Problem:
All of the data below must be repeated exactly.

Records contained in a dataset
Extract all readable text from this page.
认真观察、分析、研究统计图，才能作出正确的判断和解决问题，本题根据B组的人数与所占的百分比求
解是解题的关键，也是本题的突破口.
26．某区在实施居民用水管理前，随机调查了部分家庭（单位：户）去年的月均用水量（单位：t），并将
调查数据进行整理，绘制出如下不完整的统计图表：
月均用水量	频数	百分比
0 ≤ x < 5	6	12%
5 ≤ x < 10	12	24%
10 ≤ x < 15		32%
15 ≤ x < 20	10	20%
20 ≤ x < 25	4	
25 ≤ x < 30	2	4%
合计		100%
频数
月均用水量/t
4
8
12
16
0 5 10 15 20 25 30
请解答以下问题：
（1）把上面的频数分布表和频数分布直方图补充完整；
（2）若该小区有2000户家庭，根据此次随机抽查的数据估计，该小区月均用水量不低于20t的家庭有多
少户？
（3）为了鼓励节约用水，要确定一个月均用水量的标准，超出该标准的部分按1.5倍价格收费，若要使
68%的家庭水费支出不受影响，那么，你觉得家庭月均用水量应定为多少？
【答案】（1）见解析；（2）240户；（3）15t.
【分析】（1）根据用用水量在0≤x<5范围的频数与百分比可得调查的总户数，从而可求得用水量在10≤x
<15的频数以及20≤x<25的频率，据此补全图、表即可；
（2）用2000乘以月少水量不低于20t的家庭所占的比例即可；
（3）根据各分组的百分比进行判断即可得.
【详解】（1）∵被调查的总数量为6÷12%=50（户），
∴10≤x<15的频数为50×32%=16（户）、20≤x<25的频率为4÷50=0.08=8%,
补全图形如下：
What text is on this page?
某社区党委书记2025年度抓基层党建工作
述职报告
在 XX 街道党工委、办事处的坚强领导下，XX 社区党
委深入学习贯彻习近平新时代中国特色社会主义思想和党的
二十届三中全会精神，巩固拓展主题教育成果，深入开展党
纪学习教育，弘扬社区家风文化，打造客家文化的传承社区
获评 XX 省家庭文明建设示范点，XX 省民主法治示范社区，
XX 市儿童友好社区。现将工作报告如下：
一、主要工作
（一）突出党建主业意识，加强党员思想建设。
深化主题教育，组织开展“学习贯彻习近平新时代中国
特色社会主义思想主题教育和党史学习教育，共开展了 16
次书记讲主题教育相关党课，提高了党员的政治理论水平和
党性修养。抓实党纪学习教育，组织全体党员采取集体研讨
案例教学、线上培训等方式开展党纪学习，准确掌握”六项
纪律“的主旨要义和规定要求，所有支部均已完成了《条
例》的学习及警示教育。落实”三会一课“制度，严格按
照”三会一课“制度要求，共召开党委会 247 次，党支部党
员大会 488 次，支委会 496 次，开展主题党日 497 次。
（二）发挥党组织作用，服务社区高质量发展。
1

Full solution:
Extract all readable text from this page.
认真观察、分析、研究统计图，才能作出正确的判断和解决问题，本题根据B组的人数与所占的百分比求
解是解题的关键，也是本题的突破口.
26．某区在实施居民用水管理前，随机调查了部分家庭（单位：户）去年的月均用水量（单位：t），并将
调查数据进行整理，绘制出如下不完整的统计图表：
月均用水量	频数	百分比
0 ≤ x < 5	6	12%
5 ≤ x < 10	12	24%
10 ≤ x < 15		32%
15 ≤ x < 20	10	20%
20 ≤ x < 25	4	
25 ≤ x < 30	2	4%
合计		100%
频数
月均用水量/t
4
8
12
16
0 5 10 15 20 25 30
请解答以下问题：
（1）把上面的频数分布表和频数分布直方图补充完整；
（2）若该小区有2000户家庭，根据此次随机抽查的数据估计，该小区月均用水量不低于20t的家庭有多
少户？
（3）为了鼓励节约用水，要确定一个月均用水量的标准，超出该标准的部分按1.5倍价格收费，若要使
68%的家庭水费支出不受影响，那么，你觉得家庭月均用水量应定为多少？
【答案】（1）见解析；（2）240户；（3）15t.
【分析】（1）根据用用水量在0≤x<5范围的频数与百分比可得调查的总户数，从而可求得用水量在10≤x
<15的频数以及20≤x<25的频率，据此补全图、表即可；
（2）用2000乘以月少水量不低于20t的家庭所占的比例即可；
（3）根据各分组的百分比进行判断即可得.
【详解】（1）∵被调查的总数量为6÷12%=50（户），
∴10≤x<15的频数为50×32%=16（户）、20≤x<25的频率为4÷50=0.08=8%,
补全图形如下：
What text is on this page?
某社区党委书记2025年度抓基层党建工作
述职报告
在 XX 街道党工委、办事处的坚强领导下，XX 社区党
委深入学习贯彻习近平新时代中国特色社会主义思想和党的
二十届三中全会精神，巩固拓展主题教育成果，深入开展党
纪学习教育，弘扬社区家风文化，打造客家文化的传承社区
获评 XX 省家庭文明建设示范点，XX 省民主法治示范社区，
XX 市儿童友好社区。现将工作报告如下：
一、主要工作
（一）突出党建主业意识，加强党员思想建设。
深化主题教育，组织开展“学习贯彻习近平新时代中国
特色社会主义思想主题教育和党史学习教育，共开展了 16
次书记讲主题教育相关党课，提高了党员的政治理论水平和
党性修养。抓实党纪学习教育，组织全体党员采取集体研讨
案例教学、线上培训等方式开展党纪学习，准确掌握”六项
纪律“的主旨要义和规定要求，所有支部均已完成了《条
例》的学习及警示教育。落实”三会一课“制度，严格按
照”三会一课“制度要求，共召开党委会 247 次，党支部党
员大会 488 次，支委会 496 次，开展主题党日 497 次。
（二）发挥党组织作用，服务社区高质量发展。
1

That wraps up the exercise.